* INSTRUCTIONS FOR THE TASK
Each record below is to be reproduced without any change.

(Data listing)
## begin
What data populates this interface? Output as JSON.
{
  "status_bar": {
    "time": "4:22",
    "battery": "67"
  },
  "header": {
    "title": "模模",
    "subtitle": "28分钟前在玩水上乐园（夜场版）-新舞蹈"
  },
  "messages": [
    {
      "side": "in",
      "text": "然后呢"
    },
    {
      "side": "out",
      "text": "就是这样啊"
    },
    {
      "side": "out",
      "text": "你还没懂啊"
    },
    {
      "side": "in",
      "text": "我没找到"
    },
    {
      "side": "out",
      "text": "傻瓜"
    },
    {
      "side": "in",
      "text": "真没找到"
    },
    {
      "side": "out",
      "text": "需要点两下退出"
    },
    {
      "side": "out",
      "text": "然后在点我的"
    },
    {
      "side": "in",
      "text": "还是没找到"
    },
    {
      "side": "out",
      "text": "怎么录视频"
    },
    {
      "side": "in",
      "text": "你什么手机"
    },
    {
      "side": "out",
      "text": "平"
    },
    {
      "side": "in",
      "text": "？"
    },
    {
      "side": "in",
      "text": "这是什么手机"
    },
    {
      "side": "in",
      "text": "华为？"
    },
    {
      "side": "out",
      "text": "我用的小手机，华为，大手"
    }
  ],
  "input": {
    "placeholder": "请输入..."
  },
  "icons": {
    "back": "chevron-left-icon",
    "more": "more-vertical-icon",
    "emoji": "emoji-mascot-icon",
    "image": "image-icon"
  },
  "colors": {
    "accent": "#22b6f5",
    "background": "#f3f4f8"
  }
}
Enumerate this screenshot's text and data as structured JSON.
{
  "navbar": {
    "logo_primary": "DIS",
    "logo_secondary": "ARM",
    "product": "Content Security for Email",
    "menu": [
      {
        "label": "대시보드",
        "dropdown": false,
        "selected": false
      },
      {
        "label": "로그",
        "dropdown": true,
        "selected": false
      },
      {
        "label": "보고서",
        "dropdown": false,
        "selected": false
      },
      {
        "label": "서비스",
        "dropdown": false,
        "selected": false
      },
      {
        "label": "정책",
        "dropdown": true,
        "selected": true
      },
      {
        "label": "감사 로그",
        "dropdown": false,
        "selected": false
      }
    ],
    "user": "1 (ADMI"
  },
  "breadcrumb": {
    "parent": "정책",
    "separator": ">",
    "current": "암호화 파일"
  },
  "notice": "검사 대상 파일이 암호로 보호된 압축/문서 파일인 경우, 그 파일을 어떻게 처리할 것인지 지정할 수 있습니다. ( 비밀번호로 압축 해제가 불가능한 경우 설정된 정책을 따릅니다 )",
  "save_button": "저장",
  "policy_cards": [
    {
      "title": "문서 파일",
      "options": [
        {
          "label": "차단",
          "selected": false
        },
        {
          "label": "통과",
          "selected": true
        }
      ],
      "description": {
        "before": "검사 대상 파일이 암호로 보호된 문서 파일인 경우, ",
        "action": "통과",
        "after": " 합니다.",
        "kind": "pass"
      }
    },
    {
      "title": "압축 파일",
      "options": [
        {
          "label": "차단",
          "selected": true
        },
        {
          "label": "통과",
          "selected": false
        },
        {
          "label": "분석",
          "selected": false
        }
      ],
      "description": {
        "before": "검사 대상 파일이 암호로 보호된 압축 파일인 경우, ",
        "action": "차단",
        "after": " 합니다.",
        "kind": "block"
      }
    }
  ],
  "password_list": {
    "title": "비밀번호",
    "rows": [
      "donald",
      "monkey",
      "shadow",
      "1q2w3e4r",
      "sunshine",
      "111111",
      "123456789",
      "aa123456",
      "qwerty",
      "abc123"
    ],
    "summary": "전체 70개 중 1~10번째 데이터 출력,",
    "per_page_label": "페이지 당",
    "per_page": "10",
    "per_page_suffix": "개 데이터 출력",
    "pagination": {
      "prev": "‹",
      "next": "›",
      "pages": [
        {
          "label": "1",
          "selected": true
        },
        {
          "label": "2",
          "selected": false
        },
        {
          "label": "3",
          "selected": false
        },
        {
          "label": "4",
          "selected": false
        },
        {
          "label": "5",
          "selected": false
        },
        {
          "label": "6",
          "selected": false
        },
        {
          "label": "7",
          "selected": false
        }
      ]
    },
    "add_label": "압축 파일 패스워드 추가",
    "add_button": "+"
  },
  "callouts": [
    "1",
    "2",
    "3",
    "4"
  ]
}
## end
* EXERCISE ANSWER
What data populates this interface? Output as JSON.
{
  "status_bar": {
    "time": "4:22",
    "battery": "67"
  },
  "header": {
    "title": "模模",
    "subtitle": "28分钟前在玩水上乐园（夜场版）-新舞蹈"
  },
  "messages": [
    {
      "side": "in",
      "text": "然后呢"
    },
    {
      "side": "out",
      "text": "就是这样啊"
    },
    {
      "side": "out",
      "text": "你还没懂啊"
    },
    {
      "side": "in",
      "text": "我没找到"
    },
    {
      "side": "out",
      "text": "傻瓜"
    },
    {
      "side": "in",
      "text": "真没找到"
    },
    {
      "side": "out",
      "text": "需要点两下退出"
    },
    {
      "side": "out",
      "text": "然后在点我的"
    },
    {
      "side": "in",
      "text": "还是没找到"
    },
    {
      "side": "out",
      "text": "怎么录视频"
    },
    {
      "side": "in",
      "text": "你什么手机"
    },
    {
      "side": "out",
      "text": "平"
    },
    {
      "side": "in",
      "text": "？"
    },
    {
      "side": "in",
      "text": "这是什么手机"
    },
    {
      "side": "in",
      "text": "华为？"
    },
    {
      "side": "out",
      "text": "我用的小手机，华为，大手"
    }
  ],
  "input": {
    "placeholder": "请输入..."
  },
  "icons": {
    "back": "chevron-left-icon",
    "more": "more-vertical-icon",
    "emoji": "emoji-mascot-icon",
    "image": "image-icon"
  },
  "colors": {
    "accent": "#22b6f5",
    "background": "#f3f4f8"
  }
}
Enumerate this screenshot's text and data as structured JSON.
{
  "navbar": {
    "logo_primary": "DIS",
    "logo_secondary": "ARM",
    "product": "Content Security for Email",
    "menu": [
      {
        "label": "대시보드",
        "dropdown": false,
        "selected": false
      },
      {
        "label": "로그",
        "dropdown": true,
        "selected": false
      },
      {
        "label": "보고서",
        "dropdown": false,
        "selected": false
      },
      {
        "label": "서비스",
        "dropdown": false,
        "selected": false
      },
      {
        "label": "정책",
        "dropdown": true,
        "selected": true
      },
      {
        "label": "감사 로그",
        "dropdown": false,
        "selected": false
      }
    ],
    "user": "1 (ADMI"
  },
  "breadcrumb": {
    "parent": "정책",
    "separator": ">",
    "current": "암호화 파일"
  },
  "notice": "검사 대상 파일이 암호로 보호된 압축/문서 파일인 경우, 그 파일을 어떻게 처리할 것인지 지정할 수 있습니다. ( 비밀번호로 압축 해제가 불가능한 경우 설정된 정책을 따릅니다 )",
  "save_button": "저장",
  "policy_cards": [
    {
      "title": "문서 파일",
      "options": [
        {
          "label": "차단",
          "selected": false
        },
        {
          "label": "통과",
          "selected": true
        }
      ],
      "description": {
        "before": "검사 대상 파일이 암호로 보호된 문서 파일인 경우, ",
        "action": "통과",
        "after": " 합니다.",
        "kind": "pass"
      }
    },
    {
      "title": "압축 파일",
      "options": [
        {
          "label": "차단",
          "selected": true
        },
        {
          "label": "통과",
          "selected": false
        },
        {
          "label": "분석",
          "selected": false
        }
      ],
      "description": {
        "before": "검사 대상 파일이 암호로 보호된 압축 파일인 경우, ",
        "action": "차단",
        "after": " 합니다.",
        "kind": "block"
      }
    }
  ],
  "password_list": {
    "title": "비밀번호",
    "rows": [
      "donald",
      "monkey",
      "shadow",
      "1q2w3e4r",
      "sunshine",
      "111111",
      "123456789",
      "aa123456",
      "qwerty",
      "abc123"
    ],
    "summary": "전체 70개 중 1~10번째 데이터 출력,",
    "per_page_label": "페이지 당",
    "per_page": "10",
    "per_page_suffix": "개 데이터 출력",
    "pagination": {
      "prev": "‹",
      "next": "›",
      "pages": [
        {
          "label": "1",
          "selected": true
        },
        {
          "label": "2",
          "selected": false
        },
        {
          "label": "3",
          "selected": false
        },
        {
          "label": "4",
          "selected": false
        },
        {
          "label": "5",
          "selected": false
        },
        {
          "label": "6",
          "selected": false
        },
        {
          "label": "7",
          "selected": false
        }
      ]
    },
    "add_label": "압축 파일 패스워드 추가",
    "add_button": "+"
  },
  "callouts": [
    "1",
    "2",
    "3",
    "4"
  ]
}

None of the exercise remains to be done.